* **LISTED RECORDS**
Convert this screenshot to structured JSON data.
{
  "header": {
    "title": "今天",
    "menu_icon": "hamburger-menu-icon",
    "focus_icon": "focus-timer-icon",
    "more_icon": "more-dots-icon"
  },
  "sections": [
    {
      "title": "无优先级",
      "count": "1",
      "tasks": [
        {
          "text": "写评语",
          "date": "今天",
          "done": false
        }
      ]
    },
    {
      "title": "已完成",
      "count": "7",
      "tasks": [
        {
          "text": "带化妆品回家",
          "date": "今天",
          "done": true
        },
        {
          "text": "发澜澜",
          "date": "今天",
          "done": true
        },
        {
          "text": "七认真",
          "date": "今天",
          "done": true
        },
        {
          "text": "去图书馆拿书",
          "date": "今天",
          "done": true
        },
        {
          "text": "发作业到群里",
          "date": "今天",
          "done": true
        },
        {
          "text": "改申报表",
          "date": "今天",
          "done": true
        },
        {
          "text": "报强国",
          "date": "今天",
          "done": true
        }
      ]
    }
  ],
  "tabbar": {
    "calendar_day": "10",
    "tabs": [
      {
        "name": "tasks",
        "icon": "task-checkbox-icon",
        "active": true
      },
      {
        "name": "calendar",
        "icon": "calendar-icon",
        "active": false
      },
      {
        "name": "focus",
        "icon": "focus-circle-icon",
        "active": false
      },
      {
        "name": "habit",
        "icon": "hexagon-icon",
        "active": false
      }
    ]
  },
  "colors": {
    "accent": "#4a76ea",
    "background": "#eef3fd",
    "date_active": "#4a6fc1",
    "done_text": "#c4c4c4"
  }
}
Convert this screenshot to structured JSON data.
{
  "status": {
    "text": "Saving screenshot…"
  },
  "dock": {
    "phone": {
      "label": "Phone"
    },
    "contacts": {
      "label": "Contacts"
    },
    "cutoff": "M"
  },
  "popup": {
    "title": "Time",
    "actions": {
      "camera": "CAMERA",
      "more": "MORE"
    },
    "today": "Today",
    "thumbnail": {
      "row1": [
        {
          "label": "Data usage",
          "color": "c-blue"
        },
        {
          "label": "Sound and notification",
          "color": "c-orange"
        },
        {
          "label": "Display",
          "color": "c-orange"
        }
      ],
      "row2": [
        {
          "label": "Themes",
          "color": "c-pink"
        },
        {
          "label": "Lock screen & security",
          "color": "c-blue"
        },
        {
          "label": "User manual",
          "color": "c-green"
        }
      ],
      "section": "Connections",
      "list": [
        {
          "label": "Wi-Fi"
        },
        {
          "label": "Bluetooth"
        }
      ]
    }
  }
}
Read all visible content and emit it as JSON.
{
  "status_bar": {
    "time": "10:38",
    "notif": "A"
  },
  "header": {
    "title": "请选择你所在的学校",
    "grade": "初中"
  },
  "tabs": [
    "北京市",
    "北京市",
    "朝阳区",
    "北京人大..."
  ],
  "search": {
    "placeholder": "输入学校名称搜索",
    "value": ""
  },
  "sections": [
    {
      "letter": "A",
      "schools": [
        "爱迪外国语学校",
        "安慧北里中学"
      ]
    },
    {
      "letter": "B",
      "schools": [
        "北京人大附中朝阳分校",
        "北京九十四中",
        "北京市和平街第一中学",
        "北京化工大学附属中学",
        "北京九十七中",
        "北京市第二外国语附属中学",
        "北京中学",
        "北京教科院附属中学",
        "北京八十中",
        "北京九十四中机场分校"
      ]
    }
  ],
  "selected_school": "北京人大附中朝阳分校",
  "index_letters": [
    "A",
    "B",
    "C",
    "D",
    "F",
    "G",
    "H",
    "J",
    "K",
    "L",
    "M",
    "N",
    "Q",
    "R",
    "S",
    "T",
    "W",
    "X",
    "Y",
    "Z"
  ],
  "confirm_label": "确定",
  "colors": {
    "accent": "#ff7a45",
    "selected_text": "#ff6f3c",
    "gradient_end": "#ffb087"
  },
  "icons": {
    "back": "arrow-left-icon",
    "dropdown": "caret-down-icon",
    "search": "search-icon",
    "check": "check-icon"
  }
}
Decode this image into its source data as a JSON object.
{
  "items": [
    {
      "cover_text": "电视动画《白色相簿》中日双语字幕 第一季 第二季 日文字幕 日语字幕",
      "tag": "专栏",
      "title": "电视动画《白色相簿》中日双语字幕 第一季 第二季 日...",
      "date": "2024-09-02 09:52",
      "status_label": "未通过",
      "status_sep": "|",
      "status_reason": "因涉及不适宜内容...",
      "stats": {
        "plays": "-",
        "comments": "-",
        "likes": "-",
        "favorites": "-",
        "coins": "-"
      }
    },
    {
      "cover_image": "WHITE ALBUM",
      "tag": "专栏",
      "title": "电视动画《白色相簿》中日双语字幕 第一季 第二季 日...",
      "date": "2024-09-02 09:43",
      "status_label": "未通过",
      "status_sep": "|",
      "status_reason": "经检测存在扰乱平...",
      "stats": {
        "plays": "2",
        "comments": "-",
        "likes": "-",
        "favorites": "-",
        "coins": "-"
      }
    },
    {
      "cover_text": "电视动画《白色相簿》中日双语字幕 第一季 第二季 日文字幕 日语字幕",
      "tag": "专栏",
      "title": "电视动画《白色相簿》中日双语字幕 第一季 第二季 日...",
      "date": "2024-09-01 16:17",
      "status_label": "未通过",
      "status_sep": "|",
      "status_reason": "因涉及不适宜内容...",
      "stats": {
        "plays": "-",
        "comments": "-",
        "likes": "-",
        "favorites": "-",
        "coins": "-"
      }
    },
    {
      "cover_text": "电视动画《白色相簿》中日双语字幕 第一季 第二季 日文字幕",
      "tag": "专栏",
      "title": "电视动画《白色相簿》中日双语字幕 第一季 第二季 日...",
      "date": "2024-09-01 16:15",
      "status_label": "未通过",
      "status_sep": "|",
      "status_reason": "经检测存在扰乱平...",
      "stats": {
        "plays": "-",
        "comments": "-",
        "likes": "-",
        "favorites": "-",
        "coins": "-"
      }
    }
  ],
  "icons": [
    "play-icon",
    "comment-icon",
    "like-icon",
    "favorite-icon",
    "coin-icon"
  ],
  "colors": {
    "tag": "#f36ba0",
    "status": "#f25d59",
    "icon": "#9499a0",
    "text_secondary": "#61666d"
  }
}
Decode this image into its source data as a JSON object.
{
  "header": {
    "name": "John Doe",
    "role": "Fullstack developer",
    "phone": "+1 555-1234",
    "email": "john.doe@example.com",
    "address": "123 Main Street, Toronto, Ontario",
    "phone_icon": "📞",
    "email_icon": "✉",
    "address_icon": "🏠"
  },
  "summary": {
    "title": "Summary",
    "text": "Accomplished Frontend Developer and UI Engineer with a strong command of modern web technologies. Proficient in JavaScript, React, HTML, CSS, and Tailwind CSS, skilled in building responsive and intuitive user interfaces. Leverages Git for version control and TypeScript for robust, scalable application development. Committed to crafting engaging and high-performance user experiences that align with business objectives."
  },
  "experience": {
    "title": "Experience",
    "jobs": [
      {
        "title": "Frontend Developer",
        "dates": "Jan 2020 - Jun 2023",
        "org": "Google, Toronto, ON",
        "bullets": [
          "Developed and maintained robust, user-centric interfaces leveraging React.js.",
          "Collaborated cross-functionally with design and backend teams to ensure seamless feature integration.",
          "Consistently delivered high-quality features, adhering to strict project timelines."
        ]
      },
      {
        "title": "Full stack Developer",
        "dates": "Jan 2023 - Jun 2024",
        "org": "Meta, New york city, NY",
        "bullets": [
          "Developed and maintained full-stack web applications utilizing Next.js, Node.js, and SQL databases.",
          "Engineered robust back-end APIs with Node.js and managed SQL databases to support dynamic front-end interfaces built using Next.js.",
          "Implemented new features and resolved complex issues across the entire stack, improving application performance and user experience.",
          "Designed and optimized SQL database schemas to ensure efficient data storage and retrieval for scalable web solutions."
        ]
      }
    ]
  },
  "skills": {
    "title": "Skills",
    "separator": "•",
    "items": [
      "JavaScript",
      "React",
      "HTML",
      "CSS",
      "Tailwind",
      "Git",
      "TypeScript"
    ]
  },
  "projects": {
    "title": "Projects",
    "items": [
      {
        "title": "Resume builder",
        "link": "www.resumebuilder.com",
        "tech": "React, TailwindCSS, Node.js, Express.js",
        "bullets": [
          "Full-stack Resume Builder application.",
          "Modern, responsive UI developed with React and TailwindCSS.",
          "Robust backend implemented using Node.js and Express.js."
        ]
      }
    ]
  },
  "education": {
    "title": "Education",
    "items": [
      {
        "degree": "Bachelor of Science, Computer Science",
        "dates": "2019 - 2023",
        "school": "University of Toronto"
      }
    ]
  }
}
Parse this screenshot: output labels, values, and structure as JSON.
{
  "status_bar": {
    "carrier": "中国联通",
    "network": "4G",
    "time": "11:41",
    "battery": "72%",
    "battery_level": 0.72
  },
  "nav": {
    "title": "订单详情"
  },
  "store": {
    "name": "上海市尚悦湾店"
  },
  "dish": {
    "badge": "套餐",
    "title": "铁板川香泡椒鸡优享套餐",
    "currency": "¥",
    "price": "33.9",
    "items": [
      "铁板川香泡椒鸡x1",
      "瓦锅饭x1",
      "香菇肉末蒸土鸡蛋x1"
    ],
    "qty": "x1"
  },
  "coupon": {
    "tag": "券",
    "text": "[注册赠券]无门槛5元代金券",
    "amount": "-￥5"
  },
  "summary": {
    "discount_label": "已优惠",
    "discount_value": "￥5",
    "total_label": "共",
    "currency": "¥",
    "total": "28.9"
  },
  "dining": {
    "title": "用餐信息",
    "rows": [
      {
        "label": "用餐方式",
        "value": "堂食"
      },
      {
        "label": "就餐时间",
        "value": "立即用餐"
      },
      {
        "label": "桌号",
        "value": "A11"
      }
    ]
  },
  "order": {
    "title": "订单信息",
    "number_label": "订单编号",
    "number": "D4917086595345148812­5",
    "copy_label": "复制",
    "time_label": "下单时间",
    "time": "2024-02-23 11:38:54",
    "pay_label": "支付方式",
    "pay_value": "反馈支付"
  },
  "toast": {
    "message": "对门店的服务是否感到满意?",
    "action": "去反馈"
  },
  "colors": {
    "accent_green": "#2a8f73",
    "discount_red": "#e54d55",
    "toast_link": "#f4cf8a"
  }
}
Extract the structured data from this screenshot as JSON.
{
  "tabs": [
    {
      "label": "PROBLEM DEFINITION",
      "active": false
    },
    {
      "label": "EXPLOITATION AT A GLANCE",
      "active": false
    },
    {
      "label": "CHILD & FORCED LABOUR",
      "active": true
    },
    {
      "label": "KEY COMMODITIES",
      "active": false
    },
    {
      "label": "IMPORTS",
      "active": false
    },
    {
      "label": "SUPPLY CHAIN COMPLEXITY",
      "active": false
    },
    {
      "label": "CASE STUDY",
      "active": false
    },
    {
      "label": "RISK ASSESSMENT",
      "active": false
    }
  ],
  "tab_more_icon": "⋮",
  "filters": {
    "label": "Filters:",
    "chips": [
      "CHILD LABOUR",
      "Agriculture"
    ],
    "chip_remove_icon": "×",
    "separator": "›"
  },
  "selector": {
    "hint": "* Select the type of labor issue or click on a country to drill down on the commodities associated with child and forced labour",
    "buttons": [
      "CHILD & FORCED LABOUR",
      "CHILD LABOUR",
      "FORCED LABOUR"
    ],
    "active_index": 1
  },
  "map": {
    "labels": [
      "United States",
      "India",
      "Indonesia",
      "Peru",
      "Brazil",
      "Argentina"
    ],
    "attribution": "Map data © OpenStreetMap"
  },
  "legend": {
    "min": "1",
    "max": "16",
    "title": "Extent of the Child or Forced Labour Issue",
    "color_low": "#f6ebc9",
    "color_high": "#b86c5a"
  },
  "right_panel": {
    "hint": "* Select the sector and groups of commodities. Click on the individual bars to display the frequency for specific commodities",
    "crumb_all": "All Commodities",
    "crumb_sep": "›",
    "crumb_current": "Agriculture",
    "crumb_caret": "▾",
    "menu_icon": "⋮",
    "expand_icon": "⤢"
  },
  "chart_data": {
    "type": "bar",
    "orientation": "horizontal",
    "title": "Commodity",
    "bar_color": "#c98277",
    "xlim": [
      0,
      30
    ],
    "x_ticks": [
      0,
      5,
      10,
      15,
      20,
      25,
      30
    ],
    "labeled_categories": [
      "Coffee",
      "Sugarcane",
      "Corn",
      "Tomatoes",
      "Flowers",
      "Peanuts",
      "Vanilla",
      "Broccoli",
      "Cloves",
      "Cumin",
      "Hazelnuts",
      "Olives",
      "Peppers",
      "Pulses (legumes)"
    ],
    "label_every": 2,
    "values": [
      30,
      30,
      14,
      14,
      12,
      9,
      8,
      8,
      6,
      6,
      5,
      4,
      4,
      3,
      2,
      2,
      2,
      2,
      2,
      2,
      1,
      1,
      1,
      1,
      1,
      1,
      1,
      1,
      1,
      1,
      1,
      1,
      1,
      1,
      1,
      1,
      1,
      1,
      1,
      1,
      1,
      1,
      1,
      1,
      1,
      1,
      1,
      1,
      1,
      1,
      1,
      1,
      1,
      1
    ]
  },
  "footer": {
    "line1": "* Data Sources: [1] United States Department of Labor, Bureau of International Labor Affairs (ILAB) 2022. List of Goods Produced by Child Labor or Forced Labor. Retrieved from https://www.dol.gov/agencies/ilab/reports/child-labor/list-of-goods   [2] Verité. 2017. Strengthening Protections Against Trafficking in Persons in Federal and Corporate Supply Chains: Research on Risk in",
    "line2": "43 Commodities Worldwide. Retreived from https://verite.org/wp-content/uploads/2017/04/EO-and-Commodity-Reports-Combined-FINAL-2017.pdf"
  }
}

* **GIVEN TASK**
Show all lines from the listing above in which "labels" appears.

* **RIGHT ANSWER**
Parse this screenshot: output labels, values, and structure as JSON.
    "labels": [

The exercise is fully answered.